MATERIAL SHOWN:
- - - -
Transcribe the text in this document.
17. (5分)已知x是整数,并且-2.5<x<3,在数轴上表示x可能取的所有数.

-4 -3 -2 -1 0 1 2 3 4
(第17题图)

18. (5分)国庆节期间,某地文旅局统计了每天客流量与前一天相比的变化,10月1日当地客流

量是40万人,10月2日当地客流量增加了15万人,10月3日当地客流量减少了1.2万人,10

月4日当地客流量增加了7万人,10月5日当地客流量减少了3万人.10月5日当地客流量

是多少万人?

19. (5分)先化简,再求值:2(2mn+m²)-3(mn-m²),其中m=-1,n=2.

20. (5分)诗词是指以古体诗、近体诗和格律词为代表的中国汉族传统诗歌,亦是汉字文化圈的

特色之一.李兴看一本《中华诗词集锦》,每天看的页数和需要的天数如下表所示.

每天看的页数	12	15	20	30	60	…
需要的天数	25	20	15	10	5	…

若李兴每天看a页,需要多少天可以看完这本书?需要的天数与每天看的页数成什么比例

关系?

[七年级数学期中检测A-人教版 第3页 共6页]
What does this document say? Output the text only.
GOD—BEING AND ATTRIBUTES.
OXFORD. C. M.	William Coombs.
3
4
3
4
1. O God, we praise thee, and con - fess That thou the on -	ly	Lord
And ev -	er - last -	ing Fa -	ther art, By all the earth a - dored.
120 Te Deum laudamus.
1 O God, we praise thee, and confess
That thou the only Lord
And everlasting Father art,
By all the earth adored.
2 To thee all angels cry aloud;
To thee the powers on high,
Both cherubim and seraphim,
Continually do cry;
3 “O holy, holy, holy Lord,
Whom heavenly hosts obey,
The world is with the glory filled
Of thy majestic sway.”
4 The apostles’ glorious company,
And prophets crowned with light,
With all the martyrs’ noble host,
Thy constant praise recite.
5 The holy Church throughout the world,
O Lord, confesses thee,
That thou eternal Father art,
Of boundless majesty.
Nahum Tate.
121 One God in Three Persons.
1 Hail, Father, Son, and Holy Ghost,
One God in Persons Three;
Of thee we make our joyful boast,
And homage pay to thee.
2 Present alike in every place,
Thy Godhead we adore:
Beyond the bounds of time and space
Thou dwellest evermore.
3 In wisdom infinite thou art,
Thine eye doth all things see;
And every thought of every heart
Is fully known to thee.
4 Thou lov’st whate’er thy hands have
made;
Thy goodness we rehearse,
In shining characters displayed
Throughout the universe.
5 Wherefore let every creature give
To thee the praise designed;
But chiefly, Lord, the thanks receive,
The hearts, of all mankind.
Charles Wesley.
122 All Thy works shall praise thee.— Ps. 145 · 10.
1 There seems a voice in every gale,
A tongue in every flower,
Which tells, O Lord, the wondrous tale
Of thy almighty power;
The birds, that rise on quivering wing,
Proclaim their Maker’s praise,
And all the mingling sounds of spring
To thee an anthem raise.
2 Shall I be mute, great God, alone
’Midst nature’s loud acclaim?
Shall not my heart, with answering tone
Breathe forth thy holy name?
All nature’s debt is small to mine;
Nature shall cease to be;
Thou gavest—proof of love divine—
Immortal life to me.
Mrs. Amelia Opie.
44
- - - -
EXERCISE REQUIREMENTS: Restate all of the entries exactly, please.

FULL ANSWER:
Transcribe the text in this document.
17. (5分)已知x是整数,并且-2.5<x<3,在数轴上表示x可能取的所有数.

-4 -3 -2 -1 0 1 2 3 4
(第17题图)

18. (5分)国庆节期间,某地文旅局统计了每天客流量与前一天相比的变化,10月1日当地客流

量是40万人,10月2日当地客流量增加了15万人,10月3日当地客流量减少了1.2万人,10

月4日当地客流量增加了7万人,10月5日当地客流量减少了3万人.10月5日当地客流量

是多少万人?

19. (5分)先化简,再求值:2(2mn+m²)-3(mn-m²),其中m=-1,n=2.

20. (5分)诗词是指以古体诗、近体诗和格律词为代表的中国汉族传统诗歌,亦是汉字文化圈的

特色之一.李兴看一本《中华诗词集锦》,每天看的页数和需要的天数如下表所示.

每天看的页数	12	15	20	30	60	…
需要的天数	25	20	15	10	5	…

若李兴每天看a页,需要多少天可以看完这本书?需要的天数与每天看的页数成什么比例

关系?

[七年级数学期中检测A-人教版 第3页 共6页]
What does this document say? Output the text only.
GOD—BEING AND ATTRIBUTES.
OXFORD. C. M.	William Coombs.
3
4
3
4
1. O God, we praise thee, and con - fess That thou the on -	ly	Lord
And ev -	er - last -	ing Fa -	ther art, By all the earth a - dored.
120 Te Deum laudamus.
1 O God, we praise thee, and confess
That thou the only Lord
And everlasting Father art,
By all the earth adored.
2 To thee all angels cry aloud;
To thee the powers on high,
Both cherubim and seraphim,
Continually do cry;
3 “O holy, holy, holy Lord,
Whom heavenly hosts obey,
The world is with the glory filled
Of thy majestic sway.”
4 The apostles’ glorious company,
And prophets crowned with light,
With all the martyrs’ noble host,
Thy constant praise recite.
5 The holy Church throughout the world,
O Lord, confesses thee,
That thou eternal Father art,
Of boundless majesty.
Nahum Tate.
121 One God in Three Persons.
1 Hail, Father, Son, and Holy Ghost,
One God in Persons Three;
Of thee we make our joyful boast,
And homage pay to thee.
2 Present alike in every place,
Thy Godhead we adore:
Beyond the bounds of time and space
Thou dwellest evermore.
3 In wisdom infinite thou art,
Thine eye doth all things see;
And every thought of every heart
Is fully known to thee.
4 Thou lov’st whate’er thy hands have
made;
Thy goodness we rehearse,
In shining characters displayed
Throughout the universe.
5 Wherefore let every creature give
To thee the praise designed;
But chiefly, Lord, the thanks receive,
The hearts, of all mankind.
Charles Wesley.
122 All Thy works shall praise thee.— Ps. 145 · 10.
1 There seems a voice in every gale,
A tongue in every flower,
Which tells, O Lord, the wondrous tale
Of thy almighty power;
The birds, that rise on quivering wing,
Proclaim their Maker’s praise,
And all the mingling sounds of spring
To thee an anthem raise.
2 Shall I be mute, great God, alone
’Midst nature’s loud acclaim?
Shall not my heart, with answering tone
Breathe forth thy holy name?
All nature’s debt is small to mine;
Nature shall cease to be;
Thou gavest—proof of love divine—
Immortal life to me.
Mrs. Amelia Opie.
44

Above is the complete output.